Quote, without change, all of the lines that follow.

● Recorded information
::::::::::

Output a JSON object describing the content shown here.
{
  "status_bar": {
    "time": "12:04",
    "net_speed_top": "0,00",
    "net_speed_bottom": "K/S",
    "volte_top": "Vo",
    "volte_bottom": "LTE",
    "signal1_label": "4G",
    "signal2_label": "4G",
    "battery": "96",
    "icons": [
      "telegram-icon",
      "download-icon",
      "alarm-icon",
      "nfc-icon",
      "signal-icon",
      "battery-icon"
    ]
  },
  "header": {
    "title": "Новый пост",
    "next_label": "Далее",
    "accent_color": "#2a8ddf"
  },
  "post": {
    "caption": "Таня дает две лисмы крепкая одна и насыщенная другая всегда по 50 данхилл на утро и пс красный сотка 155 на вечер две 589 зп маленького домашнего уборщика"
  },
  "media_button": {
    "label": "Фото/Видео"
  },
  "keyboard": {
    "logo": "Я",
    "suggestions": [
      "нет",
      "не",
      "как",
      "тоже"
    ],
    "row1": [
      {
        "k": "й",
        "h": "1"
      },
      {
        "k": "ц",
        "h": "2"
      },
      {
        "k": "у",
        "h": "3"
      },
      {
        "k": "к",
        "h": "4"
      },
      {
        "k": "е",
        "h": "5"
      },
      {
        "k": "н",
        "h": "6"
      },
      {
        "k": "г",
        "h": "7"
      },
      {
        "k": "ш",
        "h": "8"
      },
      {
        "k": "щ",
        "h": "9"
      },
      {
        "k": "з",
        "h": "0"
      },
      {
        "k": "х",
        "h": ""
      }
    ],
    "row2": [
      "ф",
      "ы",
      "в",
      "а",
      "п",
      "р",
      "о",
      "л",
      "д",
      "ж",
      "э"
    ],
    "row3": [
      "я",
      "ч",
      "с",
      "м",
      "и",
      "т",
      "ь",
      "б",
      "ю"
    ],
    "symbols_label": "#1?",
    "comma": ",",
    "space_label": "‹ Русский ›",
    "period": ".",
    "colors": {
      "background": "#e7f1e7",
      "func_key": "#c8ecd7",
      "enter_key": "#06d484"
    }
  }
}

::::::::::

● Response below
Output a JSON object describing the content shown here.
{
  "status_bar": {
    "time": "12:04",
    "net_speed_top": "0,00",
    "net_speed_bottom": "K/S",
    "volte_top": "Vo",
    "volte_bottom": "LTE",
    "signal1_label": "4G",
    "signal2_label": "4G",
    "battery": "96",
    "icons": [
      "telegram-icon",
      "download-icon",
      "alarm-icon",
      "nfc-icon",
      "signal-icon",
      "battery-icon"
    ]
  },
  "header": {
    "title": "Новый пост",
    "next_label": "Далее",
    "accent_color": "#2a8ddf"
  },
  "post": {
    "caption": "Таня дает две лисмы крепкая одна и насыщенная другая всегда по 50 данхилл на утро и пс красный сотка 155 на вечер две 589 зп маленького домашнего уборщика"
  },
  "media_button": {
    "label": "Фото/Видео"
  },
  "keyboard": {
    "logo": "Я",
    "suggestions": [
      "нет",
      "не",
      "как",
      "тоже"
    ],
    "row1": [
      {
        "k": "й",
        "h": "1"
      },
      {
        "k": "ц",
        "h": "2"
      },
      {
        "k": "у",
        "h": "3"
      },
      {
        "k": "к",
        "h": "4"
      },
      {
        "k": "е",
        "h": "5"
      },
      {
        "k": "н",
        "h": "6"
      },
      {
        "k": "г",
        "h": "7"
      },
      {
        "k": "ш",
        "h": "8"
      },
      {
        "k": "щ",
        "h": "9"
      },
      {
        "k": "з",
        "h": "0"
      },
      {
        "k": "х",
        "h": ""
      }
    ],
    "row2": [
      "ф",
      "ы",
      "в",
      "а",
      "п",
      "р",
      "о",
      "л",
      "д",
      "ж",
      "э"
    ],
    "row3": [
      "я",
      "ч",
      "с",
      "м",
      "и",
      "т",
      "ь",
      "б",
      "ю"
    ],
    "symbols_label": "#1?",
    "comma": ",",
    "space_label": "‹ Русский ›",
    "period": ".",
    "colors": {
      "background": "#e7f1e7",
      "func_key": "#c8ecd7",
      "enter_key": "#06d484"
    }
  }
}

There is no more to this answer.